__TEXTE__:
════════

Contrat de travail à durée indéterminée avec un terme maximal : hybride mais utile

Un récent article de doctrine nous donne l’occasion d’aborder un dispositif contractuel particulier : le contrat de travail à durée indéterminée assorti d’une échéance déterminée.

Cette configuration peut sembler ‘contre nature’ ; elle est certes hybride mais peut présenter une utilité dans certaines situations.

La Cour de cassation en a admis la validité il y a longtemps déjà, dans un arrêt du 6 décembre 1962 (RCJB 1964, 223).

Certains auteurs appellent à réexaminer celle-ci, arguant de ce que ce type de contrat priverait le travailleur de la stabilité d’emploi liée au contrat à durée indéterminée dès lors qu’à l’échéance maximale convenue la collaboration prendrait fin sans préavis ni indemnité.

Il est difficile de se rallier à cette opinion :

  • d’abord parce que la perception selon laquelle le contrat de travail à durée indéterminée offrirait nécessairement plus de stabilité que le contrat de travail à durée déterminée omet de considérer que le premier peut être rompu à tout moment alors que le second ne peut l’être qu’à l’échéance convenue et que toute rupture anticipée ne peut intervenir que moyennant le paiement d’une indemnité pouvant atteindre le double de ce qu’aurait couvert le préavis en cas de contrat à durée indéterminée ;
  • ensuite parce que, tant que le terme maximal n’est pas atteint, le contrat est un vrai contrat à durée indéterminée soumis aux règles régissant la rupture de celui-ci.

════════

__TRAVAIL DEMANDÉ__:
a) D'après le texte sur le contrat à durée indéterminée avec terme maximal, à quelle date la Cour de cassation en a-t-elle admis la validité ?
b) Reprenez le texte sur le contrat à durée indéterminée avec terme maximal à partir de l'endroit où il s'arrête.
Les lignes qui suivent forment un matériau distinct, sans rapport avec le texte.

════════

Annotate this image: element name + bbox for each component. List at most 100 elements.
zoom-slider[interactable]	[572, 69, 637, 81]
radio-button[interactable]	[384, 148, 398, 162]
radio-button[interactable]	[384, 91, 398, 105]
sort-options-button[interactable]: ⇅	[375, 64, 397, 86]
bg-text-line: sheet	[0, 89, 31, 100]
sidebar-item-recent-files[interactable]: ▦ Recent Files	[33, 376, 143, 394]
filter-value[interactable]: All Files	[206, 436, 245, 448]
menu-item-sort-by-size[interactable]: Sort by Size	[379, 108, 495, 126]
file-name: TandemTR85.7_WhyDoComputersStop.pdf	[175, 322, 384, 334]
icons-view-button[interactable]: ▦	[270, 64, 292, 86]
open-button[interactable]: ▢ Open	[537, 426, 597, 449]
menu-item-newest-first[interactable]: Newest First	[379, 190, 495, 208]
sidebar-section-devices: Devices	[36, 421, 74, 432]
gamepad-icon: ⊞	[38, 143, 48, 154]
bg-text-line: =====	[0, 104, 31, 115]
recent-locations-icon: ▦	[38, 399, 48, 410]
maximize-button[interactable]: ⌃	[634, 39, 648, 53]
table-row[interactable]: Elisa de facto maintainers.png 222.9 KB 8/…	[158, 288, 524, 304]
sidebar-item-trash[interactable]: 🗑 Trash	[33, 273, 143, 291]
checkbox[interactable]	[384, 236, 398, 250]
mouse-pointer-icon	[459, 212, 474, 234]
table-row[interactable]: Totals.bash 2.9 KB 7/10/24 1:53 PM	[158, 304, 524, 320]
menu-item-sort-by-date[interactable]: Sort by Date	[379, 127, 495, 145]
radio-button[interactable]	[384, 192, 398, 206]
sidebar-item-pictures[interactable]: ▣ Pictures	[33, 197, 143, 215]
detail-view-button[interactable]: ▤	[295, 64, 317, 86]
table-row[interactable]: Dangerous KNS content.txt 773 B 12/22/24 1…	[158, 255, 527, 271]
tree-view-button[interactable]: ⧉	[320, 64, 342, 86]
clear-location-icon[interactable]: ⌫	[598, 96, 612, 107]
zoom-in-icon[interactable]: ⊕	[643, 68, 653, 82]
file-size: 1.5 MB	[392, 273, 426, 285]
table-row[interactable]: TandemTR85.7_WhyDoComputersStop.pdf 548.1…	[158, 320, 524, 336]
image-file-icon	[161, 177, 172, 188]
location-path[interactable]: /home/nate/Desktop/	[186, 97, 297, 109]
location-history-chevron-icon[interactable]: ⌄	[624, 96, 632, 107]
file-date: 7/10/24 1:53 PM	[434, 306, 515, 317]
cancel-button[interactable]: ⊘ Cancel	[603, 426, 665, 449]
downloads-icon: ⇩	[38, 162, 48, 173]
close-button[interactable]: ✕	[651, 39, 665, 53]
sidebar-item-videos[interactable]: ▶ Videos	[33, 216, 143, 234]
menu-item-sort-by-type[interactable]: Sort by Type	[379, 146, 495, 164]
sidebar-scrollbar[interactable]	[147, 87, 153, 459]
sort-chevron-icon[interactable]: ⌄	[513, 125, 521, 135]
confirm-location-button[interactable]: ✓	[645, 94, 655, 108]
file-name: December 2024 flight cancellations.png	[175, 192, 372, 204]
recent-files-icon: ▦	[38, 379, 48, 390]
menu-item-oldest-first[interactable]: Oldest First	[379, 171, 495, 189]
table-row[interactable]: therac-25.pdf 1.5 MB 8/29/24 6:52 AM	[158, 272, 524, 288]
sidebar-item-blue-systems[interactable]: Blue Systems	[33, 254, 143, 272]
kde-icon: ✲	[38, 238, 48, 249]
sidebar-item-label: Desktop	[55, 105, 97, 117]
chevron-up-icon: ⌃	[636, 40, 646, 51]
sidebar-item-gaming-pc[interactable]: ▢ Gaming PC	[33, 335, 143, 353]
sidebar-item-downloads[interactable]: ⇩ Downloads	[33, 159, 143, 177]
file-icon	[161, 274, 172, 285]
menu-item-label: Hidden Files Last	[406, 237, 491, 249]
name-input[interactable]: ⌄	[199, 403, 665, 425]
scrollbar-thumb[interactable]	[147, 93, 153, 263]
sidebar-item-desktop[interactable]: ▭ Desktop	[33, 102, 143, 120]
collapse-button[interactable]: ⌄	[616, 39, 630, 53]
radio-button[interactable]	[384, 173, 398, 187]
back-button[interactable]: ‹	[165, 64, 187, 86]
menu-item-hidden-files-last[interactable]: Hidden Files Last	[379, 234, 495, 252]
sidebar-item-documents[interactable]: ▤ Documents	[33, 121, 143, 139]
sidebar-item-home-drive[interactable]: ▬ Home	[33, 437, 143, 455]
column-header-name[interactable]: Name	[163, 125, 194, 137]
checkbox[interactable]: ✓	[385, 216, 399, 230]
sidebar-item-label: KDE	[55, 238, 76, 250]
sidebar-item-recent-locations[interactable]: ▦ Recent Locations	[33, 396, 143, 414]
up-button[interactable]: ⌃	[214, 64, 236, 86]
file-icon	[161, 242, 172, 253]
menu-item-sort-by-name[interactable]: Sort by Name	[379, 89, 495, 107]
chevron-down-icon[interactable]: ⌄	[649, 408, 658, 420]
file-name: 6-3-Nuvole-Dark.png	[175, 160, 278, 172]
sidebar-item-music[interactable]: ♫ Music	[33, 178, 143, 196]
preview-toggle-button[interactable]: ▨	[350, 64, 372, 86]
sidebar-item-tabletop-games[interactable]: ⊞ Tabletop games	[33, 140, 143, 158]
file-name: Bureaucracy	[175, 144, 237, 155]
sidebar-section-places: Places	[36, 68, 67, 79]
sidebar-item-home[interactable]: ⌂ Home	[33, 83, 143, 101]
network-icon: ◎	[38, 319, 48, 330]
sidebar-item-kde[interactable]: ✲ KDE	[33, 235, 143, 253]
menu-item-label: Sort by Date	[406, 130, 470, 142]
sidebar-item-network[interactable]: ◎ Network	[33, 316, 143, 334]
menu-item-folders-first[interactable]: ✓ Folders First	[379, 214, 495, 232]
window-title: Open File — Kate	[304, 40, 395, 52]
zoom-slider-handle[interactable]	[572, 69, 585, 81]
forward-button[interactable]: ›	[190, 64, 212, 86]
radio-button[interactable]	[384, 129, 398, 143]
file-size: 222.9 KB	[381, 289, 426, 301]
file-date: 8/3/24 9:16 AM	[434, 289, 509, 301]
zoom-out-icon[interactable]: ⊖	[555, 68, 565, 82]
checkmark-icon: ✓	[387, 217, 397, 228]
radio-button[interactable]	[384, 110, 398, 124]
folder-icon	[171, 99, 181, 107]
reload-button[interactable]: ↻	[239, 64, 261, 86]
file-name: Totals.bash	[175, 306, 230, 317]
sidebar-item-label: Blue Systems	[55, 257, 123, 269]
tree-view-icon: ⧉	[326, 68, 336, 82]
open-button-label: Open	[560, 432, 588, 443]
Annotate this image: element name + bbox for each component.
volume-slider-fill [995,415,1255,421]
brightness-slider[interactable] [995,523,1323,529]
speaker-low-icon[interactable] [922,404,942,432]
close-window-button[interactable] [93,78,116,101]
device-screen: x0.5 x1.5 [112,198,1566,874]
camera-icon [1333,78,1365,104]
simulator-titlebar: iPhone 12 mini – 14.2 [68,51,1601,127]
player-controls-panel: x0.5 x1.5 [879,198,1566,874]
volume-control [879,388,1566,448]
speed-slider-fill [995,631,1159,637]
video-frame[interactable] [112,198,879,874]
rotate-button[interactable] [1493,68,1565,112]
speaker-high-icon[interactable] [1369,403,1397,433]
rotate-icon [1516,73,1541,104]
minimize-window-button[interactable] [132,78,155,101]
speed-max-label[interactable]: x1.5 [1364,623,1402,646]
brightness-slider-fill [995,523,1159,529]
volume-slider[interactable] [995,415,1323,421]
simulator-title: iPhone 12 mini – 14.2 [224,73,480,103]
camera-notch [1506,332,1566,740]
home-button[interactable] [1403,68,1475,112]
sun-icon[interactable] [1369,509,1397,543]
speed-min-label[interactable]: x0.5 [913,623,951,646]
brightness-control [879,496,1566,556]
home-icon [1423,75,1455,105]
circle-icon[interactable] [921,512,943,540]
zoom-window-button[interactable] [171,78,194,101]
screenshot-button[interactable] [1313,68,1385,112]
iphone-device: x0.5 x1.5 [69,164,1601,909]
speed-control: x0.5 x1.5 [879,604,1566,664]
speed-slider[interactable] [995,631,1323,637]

════════

__RÉPONSES__:
a) Le 6 décembre 1962.

b)
Les tenants d’une opinion réservée sur la validité de cette configuration contractuelle rapprochent indument celle-ci du contrat à durée déterminée assorti d’une condition résolutoire, dont jurisprudence et doctrine s’accordent pour défendre l’illicéité. C’est négliger la volonté des parties dans le choix du dispositif contractuel ; s’il est clair et licite, il faut se tenir à ce qui fut convenu.

Conclure un contrat de travail à durée indéterminée assorti d’un terme maximal peut s’avérer utile notamment lorsque les parties ont épuisé les possibilités offertes par la loi pour la succession de contrats de travail à durée déterminée ou de remplacement.

Ainsi est-il possible, lorsque le contrat est conclu pour le remplacement d’un travailleur en incapacité de travail et que le plafond légal de deux ans est atteint, de conclure un contrat à durée indéterminée assorti d’une clause prévoyant qu’il prendra en tout cas fin au moment du retour de l’absent dans sa fonction.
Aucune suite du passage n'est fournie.